→ **Provided information**

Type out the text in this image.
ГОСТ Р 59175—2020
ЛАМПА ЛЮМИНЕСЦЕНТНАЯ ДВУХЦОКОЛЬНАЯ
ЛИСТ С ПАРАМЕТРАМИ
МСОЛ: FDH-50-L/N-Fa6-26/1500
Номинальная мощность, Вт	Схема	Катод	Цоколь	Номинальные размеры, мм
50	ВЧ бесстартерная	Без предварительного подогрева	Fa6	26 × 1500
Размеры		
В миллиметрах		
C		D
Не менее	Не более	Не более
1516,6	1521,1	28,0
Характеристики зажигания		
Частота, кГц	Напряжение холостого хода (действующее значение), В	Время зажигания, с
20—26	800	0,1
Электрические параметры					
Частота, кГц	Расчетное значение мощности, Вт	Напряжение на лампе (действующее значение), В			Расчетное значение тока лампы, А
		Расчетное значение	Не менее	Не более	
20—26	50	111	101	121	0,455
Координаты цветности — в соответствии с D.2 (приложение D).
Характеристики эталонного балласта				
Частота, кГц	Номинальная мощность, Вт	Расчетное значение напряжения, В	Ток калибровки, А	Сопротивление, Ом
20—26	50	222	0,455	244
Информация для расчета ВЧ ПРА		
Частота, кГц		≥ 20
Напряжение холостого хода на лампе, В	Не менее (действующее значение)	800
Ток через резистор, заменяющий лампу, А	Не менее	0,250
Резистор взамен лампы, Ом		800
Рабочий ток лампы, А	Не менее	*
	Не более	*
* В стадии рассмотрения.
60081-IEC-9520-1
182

→ **Instructions to follow**
Locate all lines that include the word "Характеристики" and copy them out.

→ **Answer to the task**
Характеристики зажигания		
Характеристики эталонного балласта				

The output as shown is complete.